Stated problem:
Return exactly the span of lines that opens with the line containing "Output a JSON" and closes with the last line of the data, inclusive.

Dataset records:
###

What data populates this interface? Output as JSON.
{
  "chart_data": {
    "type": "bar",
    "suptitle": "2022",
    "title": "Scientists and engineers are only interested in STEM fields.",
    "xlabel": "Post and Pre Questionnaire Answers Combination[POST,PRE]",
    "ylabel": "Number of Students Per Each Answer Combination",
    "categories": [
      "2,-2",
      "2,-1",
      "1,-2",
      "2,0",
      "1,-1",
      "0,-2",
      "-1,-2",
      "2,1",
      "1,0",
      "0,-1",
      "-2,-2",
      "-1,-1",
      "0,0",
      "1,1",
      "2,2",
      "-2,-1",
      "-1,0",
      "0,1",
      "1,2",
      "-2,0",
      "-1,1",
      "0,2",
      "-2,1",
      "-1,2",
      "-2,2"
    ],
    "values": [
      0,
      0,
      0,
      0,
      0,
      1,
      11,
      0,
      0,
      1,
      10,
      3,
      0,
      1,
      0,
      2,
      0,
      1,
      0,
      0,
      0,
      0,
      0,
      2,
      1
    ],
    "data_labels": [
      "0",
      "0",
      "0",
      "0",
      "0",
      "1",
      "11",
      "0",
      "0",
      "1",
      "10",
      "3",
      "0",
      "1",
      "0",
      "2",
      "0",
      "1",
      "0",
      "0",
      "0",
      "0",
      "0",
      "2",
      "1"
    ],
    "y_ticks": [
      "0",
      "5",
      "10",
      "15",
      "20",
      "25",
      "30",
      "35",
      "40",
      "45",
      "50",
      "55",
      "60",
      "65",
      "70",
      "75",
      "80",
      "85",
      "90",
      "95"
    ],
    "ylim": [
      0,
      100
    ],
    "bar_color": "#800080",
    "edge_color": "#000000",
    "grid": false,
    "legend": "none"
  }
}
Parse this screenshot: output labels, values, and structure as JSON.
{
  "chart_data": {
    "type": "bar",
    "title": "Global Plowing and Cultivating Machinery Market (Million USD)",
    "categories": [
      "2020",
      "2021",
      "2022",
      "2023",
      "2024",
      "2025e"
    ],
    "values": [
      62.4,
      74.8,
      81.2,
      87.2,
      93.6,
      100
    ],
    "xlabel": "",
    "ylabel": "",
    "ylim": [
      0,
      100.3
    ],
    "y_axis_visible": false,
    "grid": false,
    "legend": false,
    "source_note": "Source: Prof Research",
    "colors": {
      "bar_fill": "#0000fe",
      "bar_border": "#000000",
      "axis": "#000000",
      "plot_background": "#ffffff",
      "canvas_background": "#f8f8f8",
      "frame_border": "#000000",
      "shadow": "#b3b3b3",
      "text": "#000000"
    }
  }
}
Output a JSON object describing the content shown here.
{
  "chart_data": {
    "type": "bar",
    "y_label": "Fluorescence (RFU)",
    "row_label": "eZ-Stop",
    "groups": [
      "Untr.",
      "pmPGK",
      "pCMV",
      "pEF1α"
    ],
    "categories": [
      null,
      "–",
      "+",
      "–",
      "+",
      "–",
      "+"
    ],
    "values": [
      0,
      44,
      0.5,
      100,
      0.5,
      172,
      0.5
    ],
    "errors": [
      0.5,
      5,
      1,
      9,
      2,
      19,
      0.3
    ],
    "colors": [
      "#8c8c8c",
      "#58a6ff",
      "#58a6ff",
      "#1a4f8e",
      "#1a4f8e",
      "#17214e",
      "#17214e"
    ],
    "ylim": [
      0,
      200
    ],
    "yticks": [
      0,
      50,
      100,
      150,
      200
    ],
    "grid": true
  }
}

###

Final result:
Output a JSON object describing the content shown here.
{
  "chart_data": {
    "type": "bar",
    "y_label": "Fluorescence (RFU)",
    "row_label": "eZ-Stop",
    "groups": [
      "Untr.",
      "pmPGK",
      "pCMV",
      "pEF1α"
    ],
    "categories": [
      null,
      "–",
      "+",
      "–",
      "+",
      "–",
      "+"
    ],
    "values": [
      0,
      44,
      0.5,
      100,
      0.5,
      172,
      0.5
    ],
    "errors": [
      0.5,
      5,
      1,
      9,
      2,
      19,
      0.3
    ],
    "colors": [
      "#8c8c8c",
      "#58a6ff",
      "#58a6ff",
      "#1a4f8e",
      "#1a4f8e",
      "#17214e",
      "#17214e"
    ],
    "ylim": [
      0,
      200
    ],
    "yticks": [
      0,
      50,
      100,
      150,
      200
    ],
    "grid": true
  }
}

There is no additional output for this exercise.